- PROBLEM STATEMENT -
Output all the data exactly. Pictures do not belong in the copy.

(Items from a dataset)
--- Start ---

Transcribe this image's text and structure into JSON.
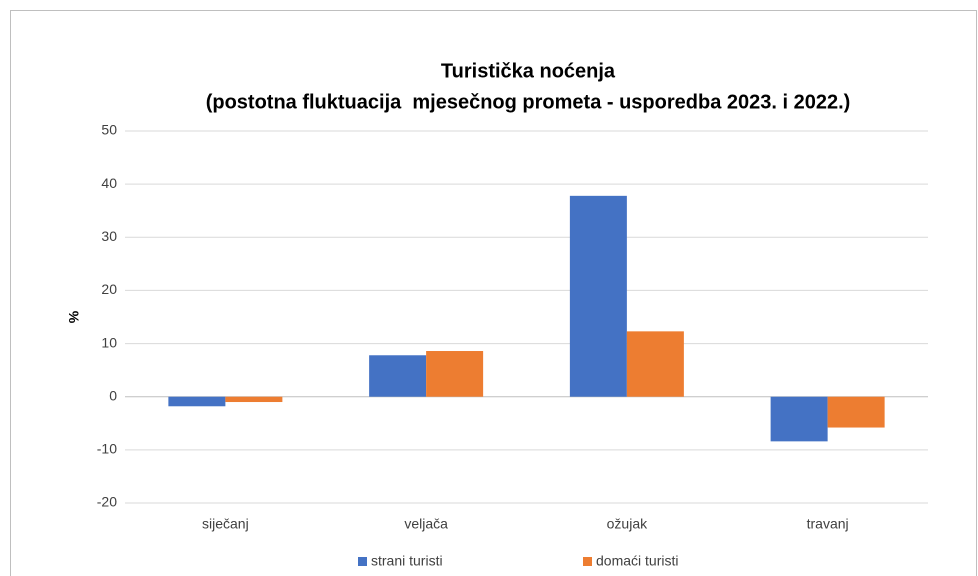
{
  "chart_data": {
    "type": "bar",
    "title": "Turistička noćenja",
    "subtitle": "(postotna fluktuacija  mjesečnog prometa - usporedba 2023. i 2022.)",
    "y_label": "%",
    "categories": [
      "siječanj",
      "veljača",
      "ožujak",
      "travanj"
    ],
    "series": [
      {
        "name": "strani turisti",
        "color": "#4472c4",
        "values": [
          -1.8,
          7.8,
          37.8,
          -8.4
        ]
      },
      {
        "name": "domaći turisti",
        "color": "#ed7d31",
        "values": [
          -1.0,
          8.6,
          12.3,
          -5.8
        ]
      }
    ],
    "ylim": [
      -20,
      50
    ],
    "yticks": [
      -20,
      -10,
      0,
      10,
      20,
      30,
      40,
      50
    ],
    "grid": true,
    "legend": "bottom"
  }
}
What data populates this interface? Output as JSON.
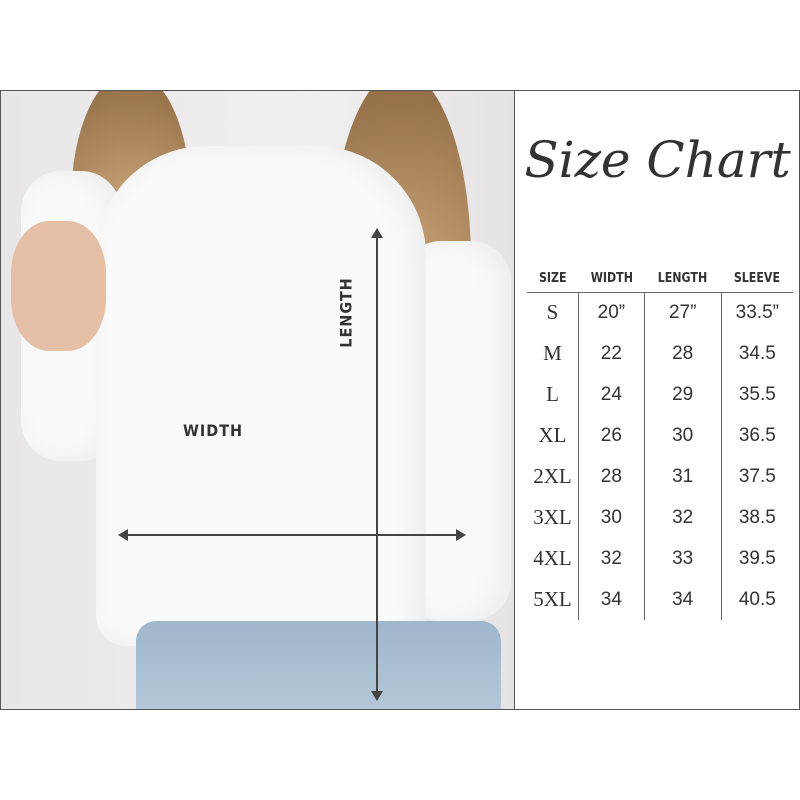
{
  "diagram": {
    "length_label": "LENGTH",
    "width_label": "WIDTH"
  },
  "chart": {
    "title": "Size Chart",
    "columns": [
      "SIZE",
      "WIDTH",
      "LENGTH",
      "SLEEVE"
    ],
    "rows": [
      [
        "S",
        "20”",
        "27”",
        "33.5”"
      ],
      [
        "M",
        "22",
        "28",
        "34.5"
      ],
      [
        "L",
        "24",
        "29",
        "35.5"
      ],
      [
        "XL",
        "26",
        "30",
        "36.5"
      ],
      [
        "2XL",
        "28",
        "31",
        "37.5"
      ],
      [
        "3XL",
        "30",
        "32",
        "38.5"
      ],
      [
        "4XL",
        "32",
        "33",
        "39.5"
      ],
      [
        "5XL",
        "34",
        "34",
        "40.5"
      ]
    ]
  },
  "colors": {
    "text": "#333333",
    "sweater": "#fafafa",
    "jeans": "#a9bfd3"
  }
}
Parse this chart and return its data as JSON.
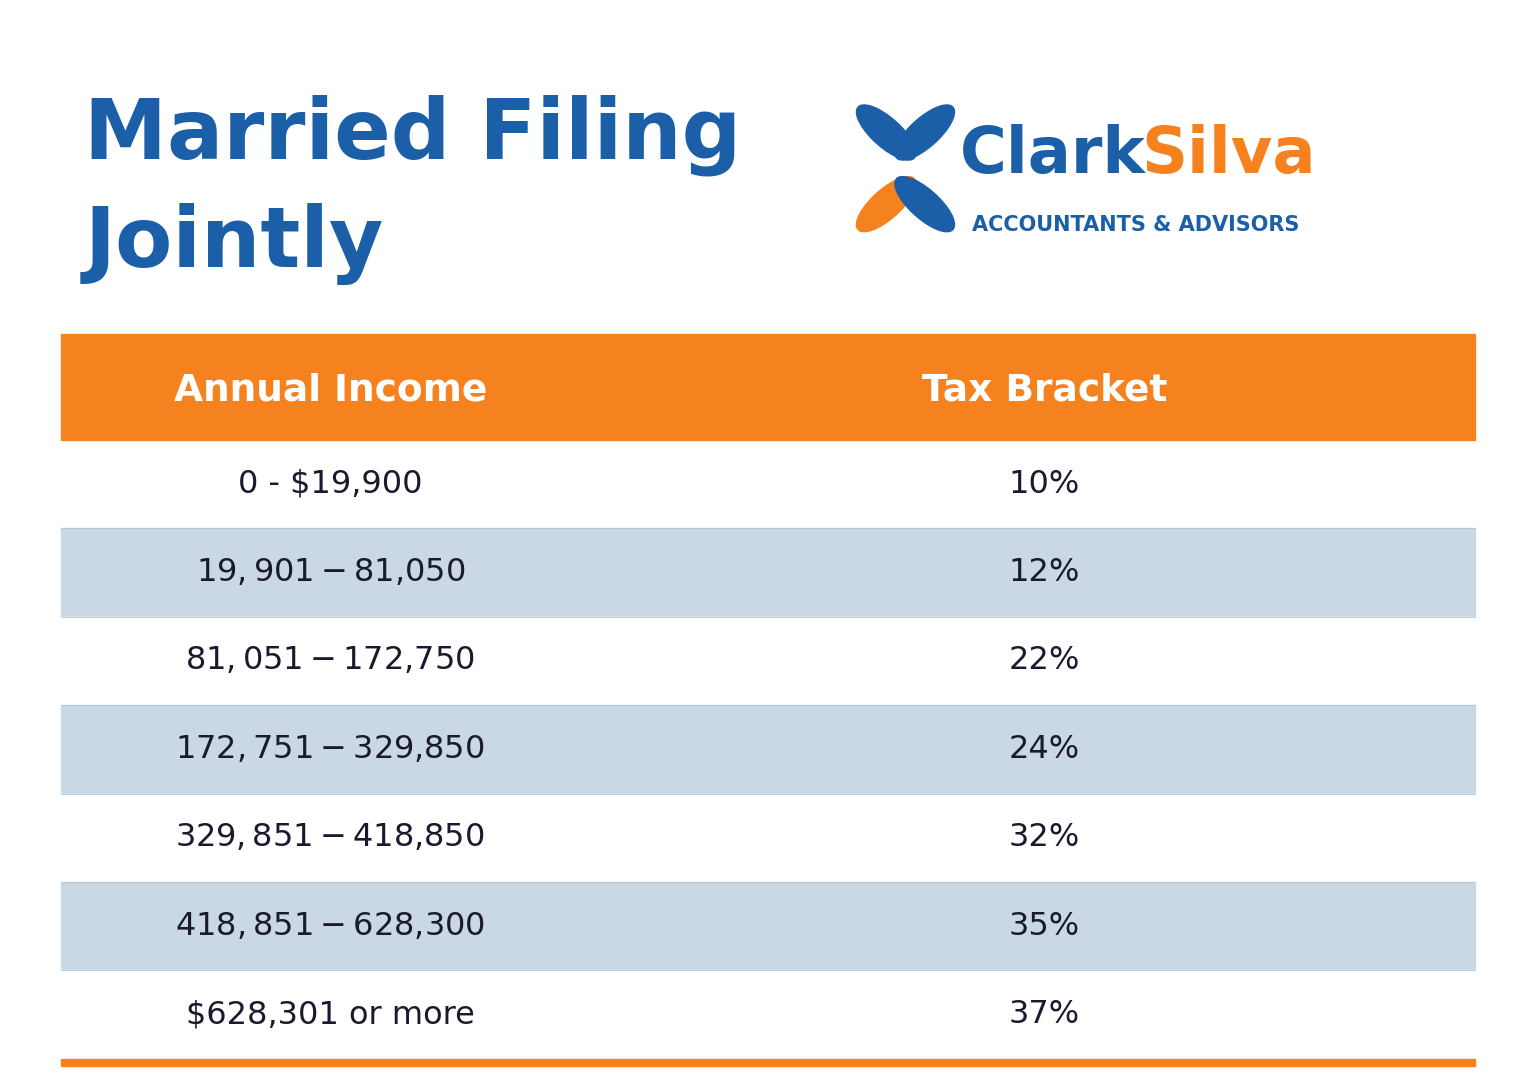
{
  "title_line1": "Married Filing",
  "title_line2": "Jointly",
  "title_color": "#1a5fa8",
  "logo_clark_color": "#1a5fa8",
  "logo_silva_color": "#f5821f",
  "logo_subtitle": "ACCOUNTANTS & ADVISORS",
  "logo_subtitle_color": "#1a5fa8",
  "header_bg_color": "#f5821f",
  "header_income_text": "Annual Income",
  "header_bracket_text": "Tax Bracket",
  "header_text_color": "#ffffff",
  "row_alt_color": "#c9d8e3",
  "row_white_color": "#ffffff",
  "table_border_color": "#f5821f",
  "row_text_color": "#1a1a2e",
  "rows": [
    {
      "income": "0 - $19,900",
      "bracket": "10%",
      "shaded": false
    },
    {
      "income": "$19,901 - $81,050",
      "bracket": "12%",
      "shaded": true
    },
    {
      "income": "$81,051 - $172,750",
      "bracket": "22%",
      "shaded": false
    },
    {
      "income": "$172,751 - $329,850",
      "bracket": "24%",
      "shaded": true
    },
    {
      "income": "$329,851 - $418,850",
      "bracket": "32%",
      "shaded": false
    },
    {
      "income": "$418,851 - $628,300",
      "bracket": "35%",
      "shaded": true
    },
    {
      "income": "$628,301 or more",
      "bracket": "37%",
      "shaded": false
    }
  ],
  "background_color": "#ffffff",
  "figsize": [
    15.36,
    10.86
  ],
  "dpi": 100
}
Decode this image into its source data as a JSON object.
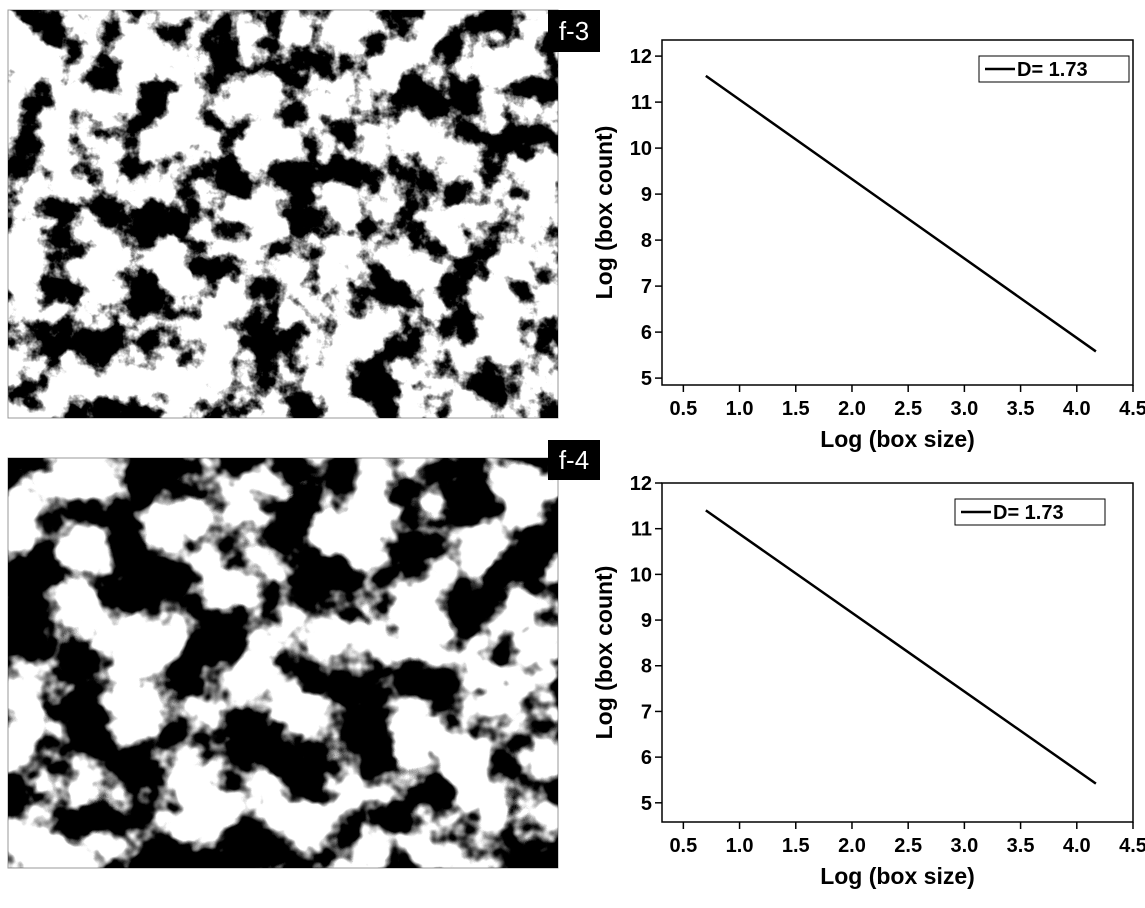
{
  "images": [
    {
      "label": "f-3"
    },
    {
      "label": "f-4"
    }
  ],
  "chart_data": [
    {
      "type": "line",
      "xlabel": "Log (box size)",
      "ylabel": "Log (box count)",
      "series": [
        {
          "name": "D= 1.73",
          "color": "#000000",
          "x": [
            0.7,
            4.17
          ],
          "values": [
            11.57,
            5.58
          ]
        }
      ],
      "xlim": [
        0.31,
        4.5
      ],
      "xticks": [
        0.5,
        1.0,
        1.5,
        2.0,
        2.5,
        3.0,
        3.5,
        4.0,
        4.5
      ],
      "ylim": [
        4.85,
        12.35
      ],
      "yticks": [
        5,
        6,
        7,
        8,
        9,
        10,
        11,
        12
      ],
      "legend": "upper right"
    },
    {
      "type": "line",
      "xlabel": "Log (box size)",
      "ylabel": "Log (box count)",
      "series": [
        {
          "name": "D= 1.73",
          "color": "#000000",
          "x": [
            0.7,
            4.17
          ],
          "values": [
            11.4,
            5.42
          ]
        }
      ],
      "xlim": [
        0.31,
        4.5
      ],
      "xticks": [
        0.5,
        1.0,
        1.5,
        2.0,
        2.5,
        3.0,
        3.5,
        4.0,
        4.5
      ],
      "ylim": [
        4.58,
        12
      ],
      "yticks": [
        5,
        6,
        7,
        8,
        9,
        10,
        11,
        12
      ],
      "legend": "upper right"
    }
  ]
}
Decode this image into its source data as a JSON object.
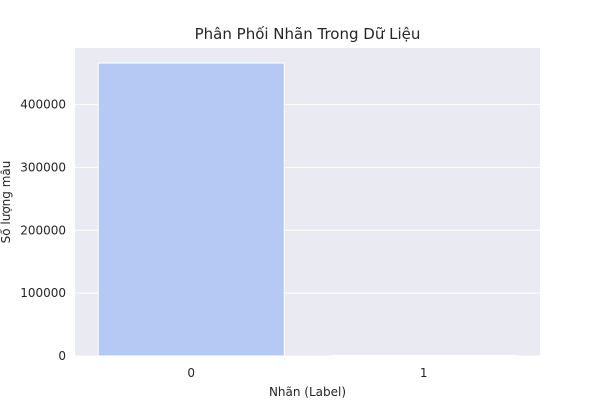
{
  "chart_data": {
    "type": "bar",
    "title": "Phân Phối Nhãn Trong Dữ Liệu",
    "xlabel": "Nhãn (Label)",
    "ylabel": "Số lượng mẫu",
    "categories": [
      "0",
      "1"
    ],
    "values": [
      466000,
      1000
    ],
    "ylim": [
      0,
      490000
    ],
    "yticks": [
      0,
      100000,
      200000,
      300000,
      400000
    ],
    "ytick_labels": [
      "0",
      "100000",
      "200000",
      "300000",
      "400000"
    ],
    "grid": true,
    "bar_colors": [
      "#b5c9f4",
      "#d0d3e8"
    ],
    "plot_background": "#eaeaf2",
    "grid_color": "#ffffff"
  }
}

--- End ---

- ANSWER FOR THE TASK -
Transcribe this image's text and structure into JSON.
{
  "chart_data": {
    "type": "bar",
    "title": "Turistička noćenja",
    "subtitle": "(postotna fluktuacija  mjesečnog prometa - usporedba 2023. i 2022.)",
    "y_label": "%",
    "categories": [
      "siječanj",
      "veljača",
      "ožujak",
      "travanj"
    ],
    "series": [
      {
        "name": "strani turisti",
        "color": "#4472c4",
        "values": [
          -1.8,
          7.8,
          37.8,
          -8.4
        ]
      },
      {
        "name": "domaći turisti",
        "color": "#ed7d31",
        "values": [
          -1.0,
          8.6,
          12.3,
          -5.8
        ]
      }
    ],
    "ylim": [
      -20,
      50
    ],
    "yticks": [
      -20,
      -10,
      0,
      10,
      20,
      30,
      40,
      50
    ],
    "grid": true,
    "legend": "bottom"
  }
}
What data populates this interface? Output as JSON.
{
  "diagram": {
    "length_label": "LENGTH",
    "width_label": "WIDTH"
  },
  "chart": {
    "title": "Size Chart",
    "columns": [
      "SIZE",
      "WIDTH",
      "LENGTH",
      "SLEEVE"
    ],
    "rows": [
      [
        "S",
        "20”",
        "27”",
        "33.5”"
      ],
      [
        "M",
        "22",
        "28",
        "34.5"
      ],
      [
        "L",
        "24",
        "29",
        "35.5"
      ],
      [
        "XL",
        "26",
        "30",
        "36.5"
      ],
      [
        "2XL",
        "28",
        "31",
        "37.5"
      ],
      [
        "3XL",
        "30",
        "32",
        "38.5"
      ],
      [
        "4XL",
        "32",
        "33",
        "39.5"
      ],
      [
        "5XL",
        "34",
        "34",
        "40.5"
      ]
    ]
  },
  "colors": {
    "text": "#333333",
    "sweater": "#fafafa",
    "jeans": "#a9bfd3"
  }
}
Parse this chart and return its data as JSON.
{
  "title_line1": "Married Filing",
  "title_line2": "Jointly",
  "title_color": "#1a5fa8",
  "logo_clark_color": "#1a5fa8",
  "logo_silva_color": "#f5821f",
  "logo_subtitle": "ACCOUNTANTS & ADVISORS",
  "logo_subtitle_color": "#1a5fa8",
  "header_bg_color": "#f5821f",
  "header_income_text": "Annual Income",
  "header_bracket_text": "Tax Bracket",
  "header_text_color": "#ffffff",
  "row_alt_color": "#c9d8e3",
  "row_white_color": "#ffffff",
  "table_border_color": "#f5821f",
  "row_text_color": "#1a1a2e",
  "rows": [
    {
      "income": "0 - $19,900",
      "bracket": "10%",
      "shaded": false
    },
    {
      "income": "$19,901 - $81,050",
      "bracket": "12%",
      "shaded": true
    },
    {
      "income": "$81,051 - $172,750",
      "bracket": "22%",
      "shaded": false
    },
    {
      "income": "$172,751 - $329,850",
      "bracket": "24%",
      "shaded": true
    },
    {
      "income": "$329,851 - $418,850",
      "bracket": "32%",
      "shaded": false
    },
    {
      "income": "$418,851 - $628,300",
      "bracket": "35%",
      "shaded": true
    },
    {
      "income": "$628,301 or more",
      "bracket": "37%",
      "shaded": false
    }
  ],
  "background_color": "#ffffff",
  "figsize": [
    15.36,
    10.86
  ],
  "dpi": 100
}
Decode this image into its source data as a JSON object.
{
  "images": [
    {
      "label": "f-3"
    },
    {
      "label": "f-4"
    }
  ],
  "chart_data": [
    {
      "type": "line",
      "xlabel": "Log (box size)",
      "ylabel": "Log (box count)",
      "series": [
        {
          "name": "D= 1.73",
          "color": "#000000",
          "x": [
            0.7,
            4.17
          ],
          "values": [
            11.57,
            5.58
          ]
        }
      ],
      "xlim": [
        0.31,
        4.5
      ],
      "xticks": [
        0.5,
        1.0,
        1.5,
        2.0,
        2.5,
        3.0,
        3.5,
        4.0,
        4.5
      ],
      "ylim": [
        4.85,
        12.35
      ],
      "yticks": [
        5,
        6,
        7,
        8,
        9,
        10,
        11,
        12
      ],
      "legend": "upper right"
    },
    {
      "type": "line",
      "xlabel": "Log (box size)",
      "ylabel": "Log (box count)",
      "series": [
        {
          "name": "D= 1.73",
          "color": "#000000",
          "x": [
            0.7,
            4.17
          ],
          "values": [
            11.4,
            5.42
          ]
        }
      ],
      "xlim": [
        0.31,
        4.5
      ],
      "xticks": [
        0.5,
        1.0,
        1.5,
        2.0,
        2.5,
        3.0,
        3.5,
        4.0,
        4.5
      ],
      "ylim": [
        4.58,
        12
      ],
      "yticks": [
        5,
        6,
        7,
        8,
        9,
        10,
        11,
        12
      ],
      "legend": "upper right"
    }
  ]
}
Decode this image into its source data as a JSON object.
{
  "chart_data": {
    "type": "bar",
    "title": "Phân Phối Nhãn Trong Dữ Liệu",
    "xlabel": "Nhãn (Label)",
    "ylabel": "Số lượng mẫu",
    "categories": [
      "0",
      "1"
    ],
    "values": [
      466000,
      1000
    ],
    "ylim": [
      0,
      490000
    ],
    "yticks": [
      0,
      100000,
      200000,
      300000,
      400000
    ],
    "ytick_labels": [
      "0",
      "100000",
      "200000",
      "300000",
      "400000"
    ],
    "grid": true,
    "bar_colors": [
      "#b5c9f4",
      "#d0d3e8"
    ],
    "plot_background": "#eaeaf2",
    "grid_color": "#ffffff"
  }
}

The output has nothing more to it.